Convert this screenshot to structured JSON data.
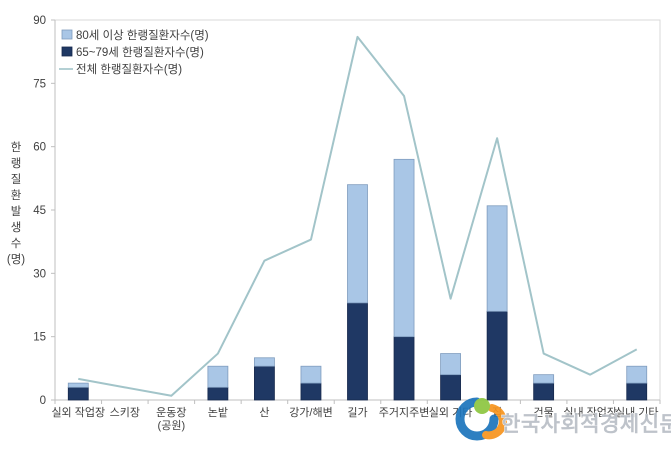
{
  "chart_data": {
    "type": "bar+line",
    "title": "",
    "categories": [
      "실외 작업장",
      "스키장",
      "운동장\n(공원)",
      "논밭",
      "산",
      "강가/해변",
      "길가",
      "주거지주변",
      "실외 기타",
      "집",
      "건물",
      "실내 작업장",
      "실내 기타"
    ],
    "series": [
      {
        "name": "80세 이상 한랭질환자수(명)",
        "type": "bar",
        "stack": "top",
        "color": "#a9c6e6",
        "border": "#7f9cbe",
        "values": [
          1,
          0,
          0,
          5,
          2,
          4,
          28,
          42,
          5,
          25,
          2,
          0,
          4
        ]
      },
      {
        "name": "65~79세 한랭질환자수(명)",
        "type": "bar",
        "stack": "bottom",
        "color": "#1f3864",
        "border": "#16294d",
        "values": [
          3,
          0,
          0,
          3,
          8,
          4,
          23,
          15,
          6,
          21,
          4,
          0,
          4
        ]
      },
      {
        "name": "전체 한랭질환자수(명)",
        "type": "line",
        "color": "#a2c4c9",
        "values": [
          5,
          3,
          1,
          11,
          33,
          38,
          86,
          72,
          24,
          62,
          11,
          6,
          12
        ]
      }
    ],
    "xlabel": "",
    "ylabel": "한랭질환발생수(명)",
    "ylabel_chars": [
      "한",
      "랭",
      "질",
      "환",
      "발",
      "생",
      "수",
      "(명)"
    ],
    "ylim": [
      0,
      90
    ],
    "yticks": [
      0,
      15,
      30,
      45,
      60,
      75,
      90
    ],
    "grid": false,
    "legend_position": "top-left"
  },
  "watermark": {
    "text": "한국사회적경제신문"
  },
  "colors": {
    "axis": "#bfbfbf",
    "plot_border": "#d9d9d9",
    "text": "#404040",
    "background": "#ffffff",
    "watermark_text": "#b9bec6",
    "logo_blue": "#1c75bc",
    "logo_green": "#8dc63f",
    "logo_orange": "#f7941e"
  }
}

§ The task
Return every line of the records exactly as given, pictures excluded.

§ Solved exercise
Convert this screenshot to structured JSON data.
{
  "chart_data": {
    "type": "bar+line",
    "title": "",
    "categories": [
      "실외 작업장",
      "스키장",
      "운동장\n(공원)",
      "논밭",
      "산",
      "강가/해변",
      "길가",
      "주거지주변",
      "실외 기타",
      "집",
      "건물",
      "실내 작업장",
      "실내 기타"
    ],
    "series": [
      {
        "name": "80세 이상 한랭질환자수(명)",
        "type": "bar",
        "stack": "top",
        "color": "#a9c6e6",
        "border": "#7f9cbe",
        "values": [
          1,
          0,
          0,
          5,
          2,
          4,
          28,
          42,
          5,
          25,
          2,
          0,
          4
        ]
      },
      {
        "name": "65~79세 한랭질환자수(명)",
        "type": "bar",
        "stack": "bottom",
        "color": "#1f3864",
        "border": "#16294d",
        "values": [
          3,
          0,
          0,
          3,
          8,
          4,
          23,
          15,
          6,
          21,
          4,
          0,
          4
        ]
      },
      {
        "name": "전체 한랭질환자수(명)",
        "type": "line",
        "color": "#a2c4c9",
        "values": [
          5,
          3,
          1,
          11,
          33,
          38,
          86,
          72,
          24,
          62,
          11,
          6,
          12
        ]
      }
    ],
    "xlabel": "",
    "ylabel": "한랭질환발생수(명)",
    "ylabel_chars": [
      "한",
      "랭",
      "질",
      "환",
      "발",
      "생",
      "수",
      "(명)"
    ],
    "ylim": [
      0,
      90
    ],
    "yticks": [
      0,
      15,
      30,
      45,
      60,
      75,
      90
    ],
    "grid": false,
    "legend_position": "top-left"
  },
  "watermark": {
    "text": "한국사회적경제신문"
  },
  "colors": {
    "axis": "#bfbfbf",
    "plot_border": "#d9d9d9",
    "text": "#404040",
    "background": "#ffffff",
    "watermark_text": "#b9bec6",
    "logo_blue": "#1c75bc",
    "logo_green": "#8dc63f",
    "logo_orange": "#f7941e"
  }
}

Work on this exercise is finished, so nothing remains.